<<<<

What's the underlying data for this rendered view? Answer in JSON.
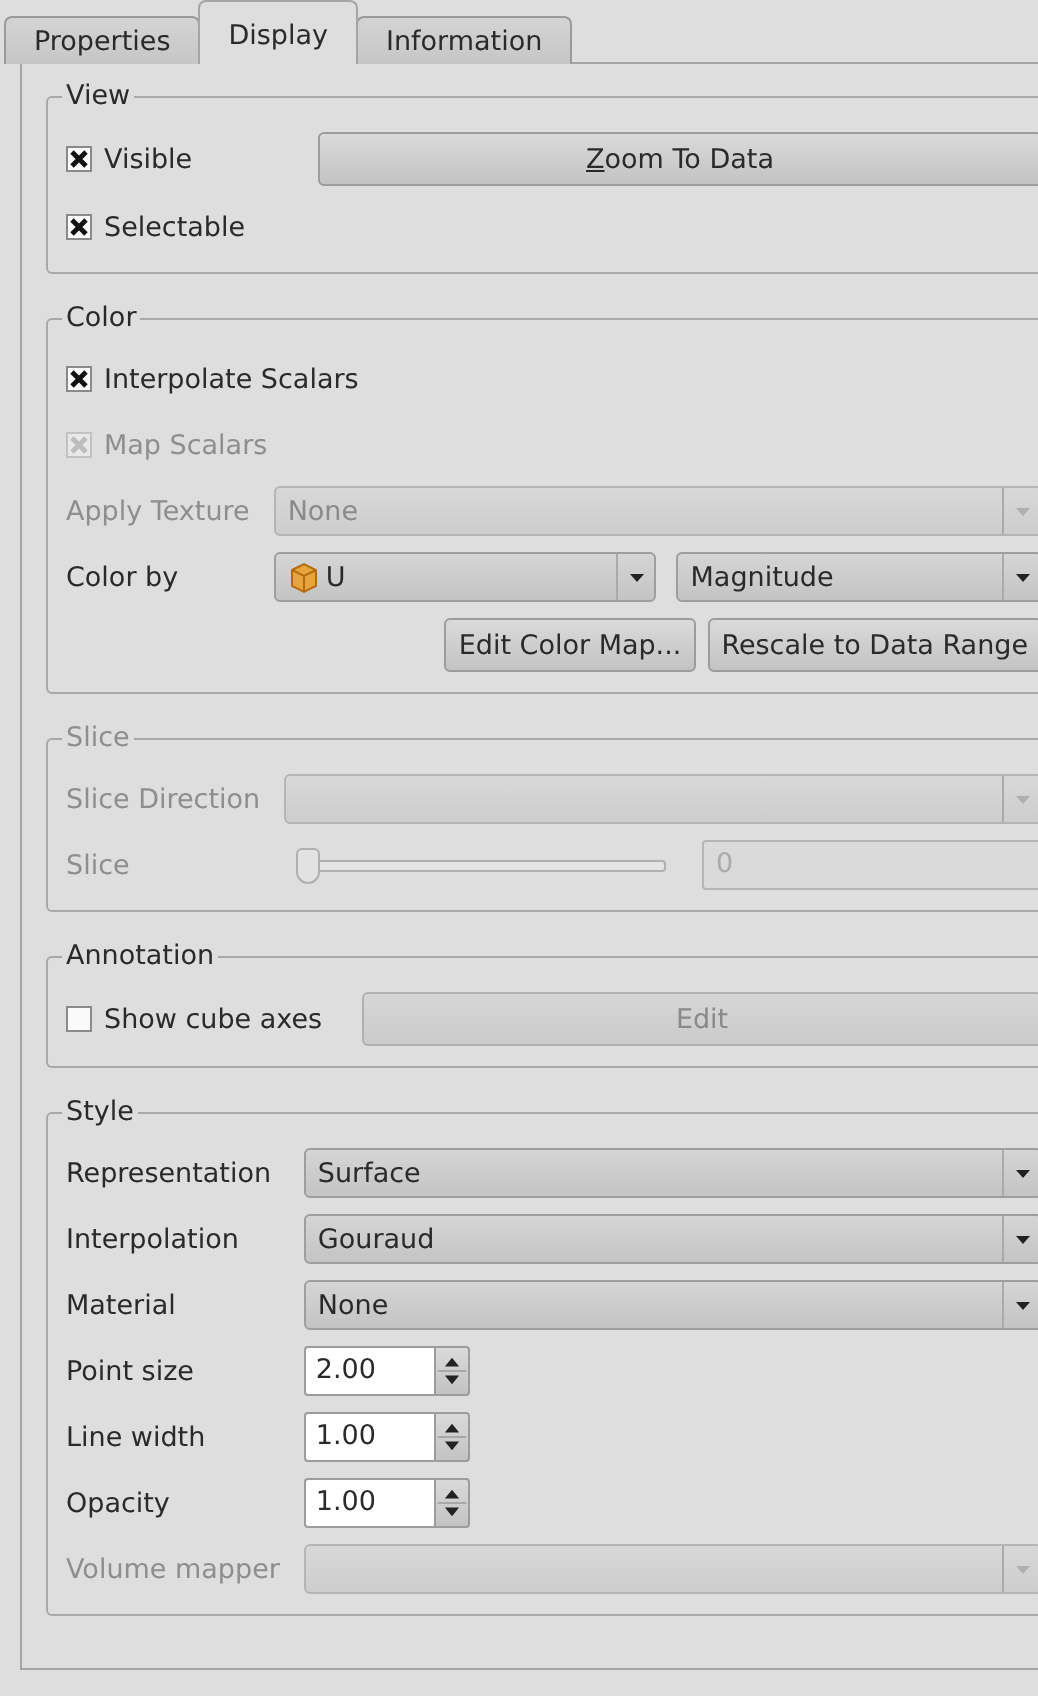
{
  "tabs": [
    {
      "label": "Properties",
      "selected": false
    },
    {
      "label": "Display",
      "selected": true
    },
    {
      "label": "Information",
      "selected": false
    }
  ],
  "sections": [
    {
      "title": "View",
      "disabled": false,
      "rows": [
        {
          "kind": "checkbox_button",
          "checkbox": {
            "label": "Visible",
            "checked": true,
            "disabled": false
          },
          "button": {
            "label": "Zoom To Data",
            "underlined_first_letter": true,
            "disabled": false
          }
        },
        {
          "kind": "checkbox",
          "label": "Selectable",
          "checked": true,
          "disabled": false
        }
      ]
    },
    {
      "title": "Color",
      "disabled": false,
      "rows": [
        {
          "kind": "checkbox",
          "label": "Interpolate Scalars",
          "checked": true,
          "disabled": false
        },
        {
          "kind": "checkbox",
          "label": "Map Scalars",
          "checked": true,
          "disabled": true
        },
        {
          "kind": "combo",
          "label": "Apply Texture",
          "value": "None",
          "disabled": true
        },
        {
          "kind": "combo_pair",
          "label": "Color by",
          "disabled": false,
          "combos": [
            {
              "value": "U",
              "disabled": false
            },
            {
              "value": "Magnitude",
              "disabled": false
            }
          ]
        },
        {
          "kind": "buttons",
          "buttons": [
            {
              "label": "Edit Color Map...",
              "disabled": false
            },
            {
              "label": "Rescale to Data Range",
              "disabled": false
            }
          ]
        }
      ]
    },
    {
      "title": "Slice",
      "disabled": true,
      "rows": [
        {
          "kind": "combo",
          "label": "Slice Direction",
          "disabled": true
        },
        {
          "kind": "slider",
          "label": "Slice",
          "level": 0,
          "reading": "0",
          "disabled": true
        }
      ]
    },
    {
      "title": "Annotation",
      "disabled": false,
      "rows": [
        {
          "kind": "checkbox_button",
          "checkbox": {
            "label": "Show cube axes",
            "checked": false,
            "disabled": false
          },
          "button": {
            "label": "Edit",
            "underlined_first_letter": false,
            "disabled": true
          }
        }
      ]
    },
    {
      "title": "Style",
      "disabled": false,
      "rows": [
        {
          "kind": "combo",
          "label": "Representation",
          "value": "Surface",
          "disabled": false
        },
        {
          "kind": "combo",
          "label": "Interpolation",
          "value": "Gouraud",
          "disabled": false
        },
        {
          "kind": "combo",
          "label": "Material",
          "value": "None",
          "disabled": false
        },
        {
          "kind": "spinbox",
          "label": "Point size",
          "value": "2.00",
          "disabled": false
        },
        {
          "kind": "spinbox",
          "label": "Line width",
          "value": "1.00",
          "disabled": false
        },
        {
          "kind": "spinbox",
          "label": "Opacity",
          "value": "1.00",
          "disabled": false
        },
        {
          "kind": "combo",
          "label": "Volume mapper",
          "disabled": true
        }
      ]
    }
  ]
}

>>>>

- [Directions for this task] From the data, collect all lines where the string "Slice" appears.

- [Expected answer]
      "title": "Slice",
          "label": "Slice Direction",
          "label": "Slice",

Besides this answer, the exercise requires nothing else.